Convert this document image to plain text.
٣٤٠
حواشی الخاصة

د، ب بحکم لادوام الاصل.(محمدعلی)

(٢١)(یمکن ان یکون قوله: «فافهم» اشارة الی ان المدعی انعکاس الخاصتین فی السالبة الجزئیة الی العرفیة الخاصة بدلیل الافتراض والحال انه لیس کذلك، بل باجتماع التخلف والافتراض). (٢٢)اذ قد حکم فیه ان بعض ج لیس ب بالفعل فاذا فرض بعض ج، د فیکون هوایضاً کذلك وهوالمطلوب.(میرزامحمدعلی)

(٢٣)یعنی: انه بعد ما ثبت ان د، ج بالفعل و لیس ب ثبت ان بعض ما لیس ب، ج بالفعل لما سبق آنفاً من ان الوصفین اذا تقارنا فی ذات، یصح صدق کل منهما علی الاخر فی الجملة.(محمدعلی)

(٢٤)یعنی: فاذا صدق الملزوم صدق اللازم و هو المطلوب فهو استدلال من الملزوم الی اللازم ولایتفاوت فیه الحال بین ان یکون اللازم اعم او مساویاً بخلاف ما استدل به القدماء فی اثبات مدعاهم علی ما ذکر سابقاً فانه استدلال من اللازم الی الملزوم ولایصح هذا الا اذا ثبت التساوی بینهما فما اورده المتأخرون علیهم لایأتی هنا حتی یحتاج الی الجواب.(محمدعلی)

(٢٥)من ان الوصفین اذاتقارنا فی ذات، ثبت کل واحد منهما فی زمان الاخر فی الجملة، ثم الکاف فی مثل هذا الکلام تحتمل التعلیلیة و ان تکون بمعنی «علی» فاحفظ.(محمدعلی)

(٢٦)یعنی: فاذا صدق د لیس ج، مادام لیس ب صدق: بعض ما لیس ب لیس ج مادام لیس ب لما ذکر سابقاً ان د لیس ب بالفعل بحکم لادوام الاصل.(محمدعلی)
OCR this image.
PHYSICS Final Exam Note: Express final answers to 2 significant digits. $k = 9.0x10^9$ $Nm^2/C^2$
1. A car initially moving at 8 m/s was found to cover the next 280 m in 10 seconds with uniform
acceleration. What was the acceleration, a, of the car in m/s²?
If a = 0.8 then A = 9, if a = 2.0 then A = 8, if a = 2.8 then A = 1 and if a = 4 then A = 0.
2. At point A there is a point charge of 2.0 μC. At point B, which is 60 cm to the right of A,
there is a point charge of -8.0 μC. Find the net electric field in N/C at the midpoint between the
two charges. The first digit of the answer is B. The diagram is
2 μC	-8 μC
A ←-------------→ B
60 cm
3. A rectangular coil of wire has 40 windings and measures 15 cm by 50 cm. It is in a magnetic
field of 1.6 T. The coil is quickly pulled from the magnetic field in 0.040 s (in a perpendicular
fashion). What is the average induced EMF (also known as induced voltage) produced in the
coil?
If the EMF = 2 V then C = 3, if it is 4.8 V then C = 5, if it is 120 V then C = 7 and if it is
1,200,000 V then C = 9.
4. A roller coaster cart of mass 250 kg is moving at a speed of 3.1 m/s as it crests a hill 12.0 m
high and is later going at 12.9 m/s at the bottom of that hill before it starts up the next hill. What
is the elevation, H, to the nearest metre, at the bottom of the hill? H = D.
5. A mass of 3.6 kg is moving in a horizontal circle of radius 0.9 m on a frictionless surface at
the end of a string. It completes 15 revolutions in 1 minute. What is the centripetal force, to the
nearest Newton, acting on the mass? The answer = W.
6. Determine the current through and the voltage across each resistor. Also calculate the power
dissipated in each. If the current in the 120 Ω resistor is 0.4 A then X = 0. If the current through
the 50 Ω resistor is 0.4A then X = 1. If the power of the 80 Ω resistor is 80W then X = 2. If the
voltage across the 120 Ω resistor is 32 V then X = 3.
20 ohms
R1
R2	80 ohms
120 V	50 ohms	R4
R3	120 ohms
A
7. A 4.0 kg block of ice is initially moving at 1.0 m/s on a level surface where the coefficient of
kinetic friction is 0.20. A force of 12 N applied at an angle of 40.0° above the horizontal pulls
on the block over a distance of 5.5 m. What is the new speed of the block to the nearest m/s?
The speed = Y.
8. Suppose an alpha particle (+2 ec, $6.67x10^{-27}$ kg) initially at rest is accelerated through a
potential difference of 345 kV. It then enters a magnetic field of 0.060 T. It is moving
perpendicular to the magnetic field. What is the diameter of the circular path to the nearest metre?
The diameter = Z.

**STATED GOAL**
What is the number of lines in the data above that include the word "الجملة"? Answer with that number only.

**COMPLETED EXERCISE**
2